__GIVEN REQUEST__: All the entries need to be quoted exactly, apart from the pictures, which you should drop.

(Recorded data)
/---
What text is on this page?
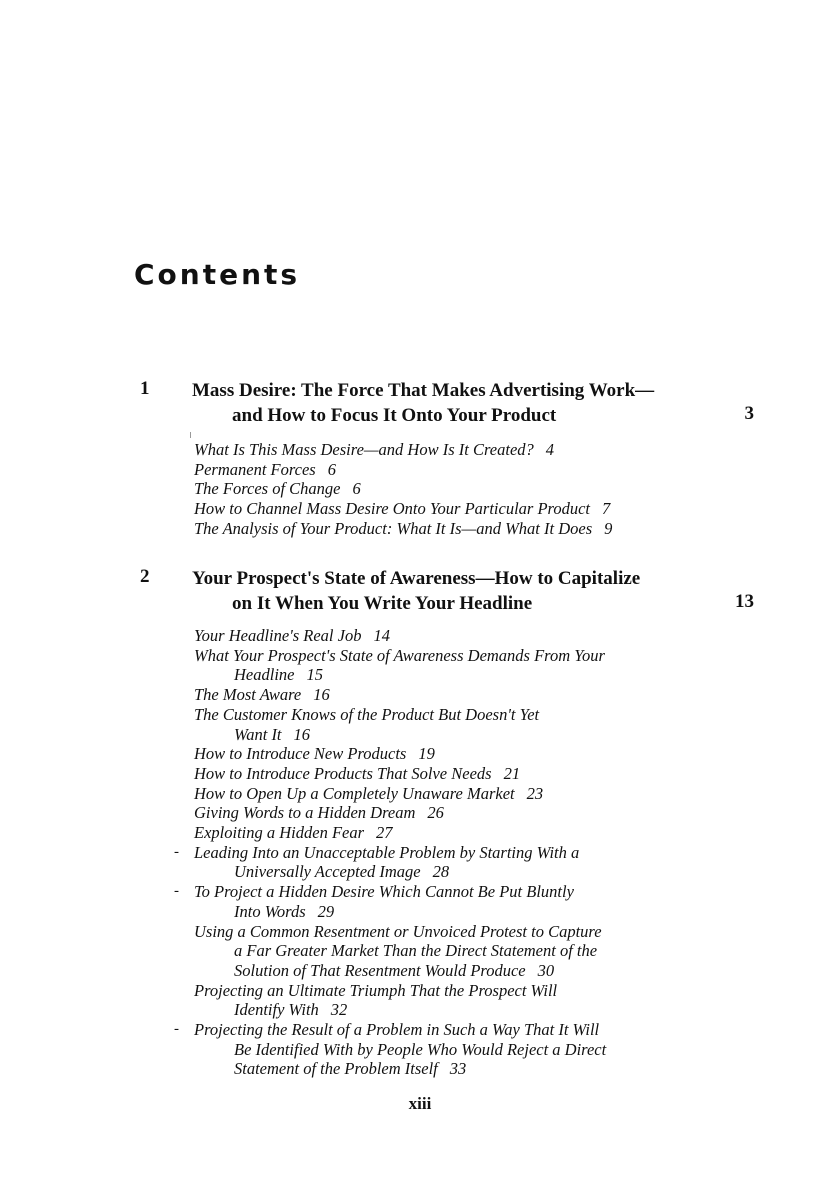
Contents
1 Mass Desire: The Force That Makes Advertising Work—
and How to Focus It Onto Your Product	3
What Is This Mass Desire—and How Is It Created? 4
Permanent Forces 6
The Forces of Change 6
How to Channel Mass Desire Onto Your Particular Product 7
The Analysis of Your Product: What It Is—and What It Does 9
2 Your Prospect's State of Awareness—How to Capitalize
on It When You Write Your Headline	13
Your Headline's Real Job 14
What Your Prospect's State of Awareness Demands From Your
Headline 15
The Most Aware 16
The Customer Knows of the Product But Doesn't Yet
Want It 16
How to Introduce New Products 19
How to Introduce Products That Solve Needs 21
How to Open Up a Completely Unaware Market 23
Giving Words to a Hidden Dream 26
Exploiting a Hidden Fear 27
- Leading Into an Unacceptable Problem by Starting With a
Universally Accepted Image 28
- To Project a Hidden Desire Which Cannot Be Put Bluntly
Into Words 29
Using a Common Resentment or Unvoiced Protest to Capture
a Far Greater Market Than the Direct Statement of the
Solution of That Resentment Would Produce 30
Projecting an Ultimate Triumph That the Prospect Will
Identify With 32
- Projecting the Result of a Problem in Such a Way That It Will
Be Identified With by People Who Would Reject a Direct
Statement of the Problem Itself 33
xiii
\---
__RESPONSE TO THIS TASK__:
What text is on this page?
Contents
1 Mass Desire: The Force That Makes Advertising Work—
and How to Focus It Onto Your Product	3
What Is This Mass Desire—and How Is It Created? 4
Permanent Forces 6
The Forces of Change 6
How to Channel Mass Desire Onto Your Particular Product 7
The Analysis of Your Product: What It Is—and What It Does 9
2 Your Prospect's State of Awareness—How to Capitalize
on It When You Write Your Headline	13
Your Headline's Real Job 14
What Your Prospect's State of Awareness Demands From Your
Headline 15
The Most Aware 16
The Customer Knows of the Product But Doesn't Yet
Want It 16
How to Introduce New Products 19
How to Introduce Products That Solve Needs 21
How to Open Up a Completely Unaware Market 23
Giving Words to a Hidden Dream 26
Exploiting a Hidden Fear 27
- Leading Into an Unacceptable Problem by Starting With a
Universally Accepted Image 28
- To Project a Hidden Desire Which Cannot Be Put Bluntly
Into Words 29
Using a Common Resentment or Unvoiced Protest to Capture
a Far Greater Market Than the Direct Statement of the
Solution of That Resentment Would Produce 30
Projecting an Ultimate Triumph That the Prospect Will
Identify With 32
- Projecting the Result of a Problem in Such a Way That It Will
Be Identified With by People Who Would Reject a Direct
Statement of the Problem Itself 33
xiii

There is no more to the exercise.